WORK TO COMPLETE:
Go through the entries and transcribe each one exactly, dropping the pictures.

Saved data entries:
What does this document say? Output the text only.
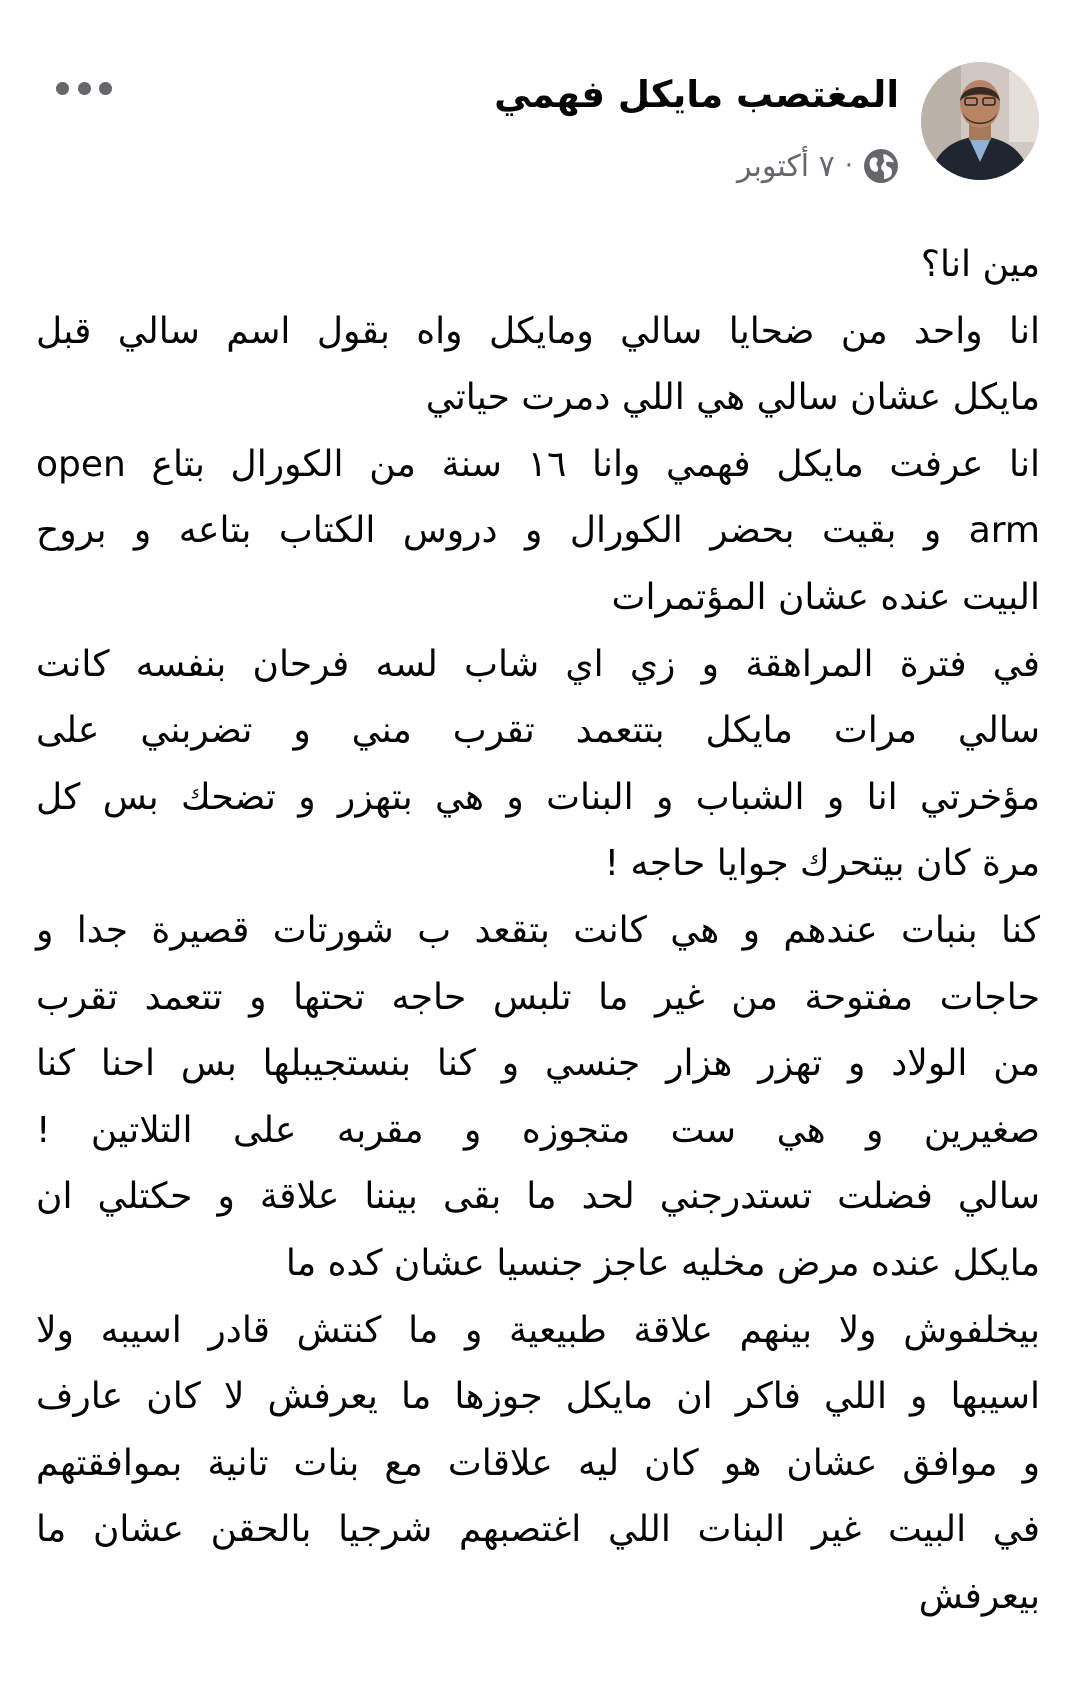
المغتصب مايكل فهمي
٧ أكتوبر ·
مين انا؟
انا واحد من ضحايا سالي ومايكل واه بقول اسم سالي قبل
مايكل عشان سالي هي اللي دمرت حياتي
انا عرفت مايكل فهمي وانا ١٦ سنة من الكورال بتاع open
arm و بقيت بحضر الكورال و دروس الكتاب بتاعه و بروح
البيت عنده عشان المؤتمرات
في فترة المراهقة و زي اي شاب لسه فرحان بنفسه كانت
سالي مرات مايكل بتتعمد تقرب مني و تضربني على
مؤخرتي انا و الشباب و البنات و هي بتهزر و تضحك بس كل
مرة كان بيتحرك جوايا حاجه !
كنا بنبات عندهم و هي كانت بتقعد ب شورتات قصيرة جدا و
حاجات مفتوحة من غير ما تلبس حاجه تحتها و تتعمد تقرب
من الولاد و تهزر هزار جنسي و كنا بنستجيبلها بس احنا كنا
صغيرين و هي ست متجوزه و مقربه على التلاتين !
سالي فضلت تستدرجني لحد ما بقى بيننا علاقة و حكتلي ان
مايكل عنده مرض مخليه عاجز جنسيا عشان كده ما
بيخلفوش ولا بينهم علاقة طبيعية و ما كنتش قادر اسيبه ولا
اسيبها و اللي فاكر ان مايكل جوزها ما يعرفش لا كان عارف
و موافق عشان هو كان ليه علاقات مع بنات تانية بموافقتهم
في البيت غير البنات اللي اغتصبهم شرجيا بالحقن عشان ما
بيعرفش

TASK ANSWER:
What does this document say? Output the text only.
المغتصب مايكل فهمي
٧ أكتوبر ·
مين انا؟
انا واحد من ضحايا سالي ومايكل واه بقول اسم سالي قبل
مايكل عشان سالي هي اللي دمرت حياتي
انا عرفت مايكل فهمي وانا ١٦ سنة من الكورال بتاع open
arm و بقيت بحضر الكورال و دروس الكتاب بتاعه و بروح
البيت عنده عشان المؤتمرات
في فترة المراهقة و زي اي شاب لسه فرحان بنفسه كانت
سالي مرات مايكل بتتعمد تقرب مني و تضربني على
مؤخرتي انا و الشباب و البنات و هي بتهزر و تضحك بس كل
مرة كان بيتحرك جوايا حاجه !
كنا بنبات عندهم و هي كانت بتقعد ب شورتات قصيرة جدا و
حاجات مفتوحة من غير ما تلبس حاجه تحتها و تتعمد تقرب
من الولاد و تهزر هزار جنسي و كنا بنستجيبلها بس احنا كنا
صغيرين و هي ست متجوزه و مقربه على التلاتين !
سالي فضلت تستدرجني لحد ما بقى بيننا علاقة و حكتلي ان
مايكل عنده مرض مخليه عاجز جنسيا عشان كده ما
بيخلفوش ولا بينهم علاقة طبيعية و ما كنتش قادر اسيبه ولا
اسيبها و اللي فاكر ان مايكل جوزها ما يعرفش لا كان عارف
و موافق عشان هو كان ليه علاقات مع بنات تانية بموافقتهم
في البيت غير البنات اللي اغتصبهم شرجيا بالحقن عشان ما
بيعرفش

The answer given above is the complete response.